Task directions |
Give every line of the material again, exactly as written.
** start of Supplied information **
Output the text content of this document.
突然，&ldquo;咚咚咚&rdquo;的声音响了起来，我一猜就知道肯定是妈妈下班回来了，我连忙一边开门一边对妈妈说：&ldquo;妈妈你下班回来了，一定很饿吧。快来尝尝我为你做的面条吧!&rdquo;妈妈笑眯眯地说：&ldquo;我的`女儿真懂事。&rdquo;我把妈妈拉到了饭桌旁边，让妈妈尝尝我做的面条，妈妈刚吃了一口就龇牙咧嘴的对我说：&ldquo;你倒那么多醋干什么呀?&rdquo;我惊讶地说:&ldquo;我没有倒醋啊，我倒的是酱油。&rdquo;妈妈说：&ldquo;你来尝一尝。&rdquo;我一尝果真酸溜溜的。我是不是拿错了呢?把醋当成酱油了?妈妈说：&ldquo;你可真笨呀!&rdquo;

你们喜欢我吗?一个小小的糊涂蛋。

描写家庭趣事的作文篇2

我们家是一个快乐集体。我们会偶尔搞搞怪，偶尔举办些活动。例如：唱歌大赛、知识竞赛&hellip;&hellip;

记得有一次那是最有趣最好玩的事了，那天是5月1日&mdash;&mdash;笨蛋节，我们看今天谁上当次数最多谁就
** end of Supplied information **
Response to this task |
Output the text content of this document.
突然，&ldquo;咚咚咚&rdquo;的声音响了起来，我一猜就知道肯定是妈妈下班回来了，我连忙一边开门一边对妈妈说：&ldquo;妈妈你下班回来了，一定很饿吧。快来尝尝我为你做的面条吧!&rdquo;妈妈笑眯眯地说：&ldquo;我的`女儿真懂事。&rdquo;我把妈妈拉到了饭桌旁边，让妈妈尝尝我做的面条，妈妈刚吃了一口就龇牙咧嘴的对我说：&ldquo;你倒那么多醋干什么呀?&rdquo;我惊讶地说:&ldquo;我没有倒醋啊，我倒的是酱油。&rdquo;妈妈说：&ldquo;你来尝一尝。&rdquo;我一尝果真酸溜溜的。我是不是拿错了呢?把醋当成酱油了?妈妈说：&ldquo;你可真笨呀!&rdquo;

你们喜欢我吗?一个小小的糊涂蛋。

描写家庭趣事的作文篇2

我们家是一个快乐集体。我们会偶尔搞搞怪，偶尔举办些活动。例如：唱歌大赛、知识竞赛&hellip;&hellip;

记得有一次那是最有趣最好玩的事了，那天是5月1日&mdash;&mdash;笨蛋节，我们看今天谁上当次数最多谁就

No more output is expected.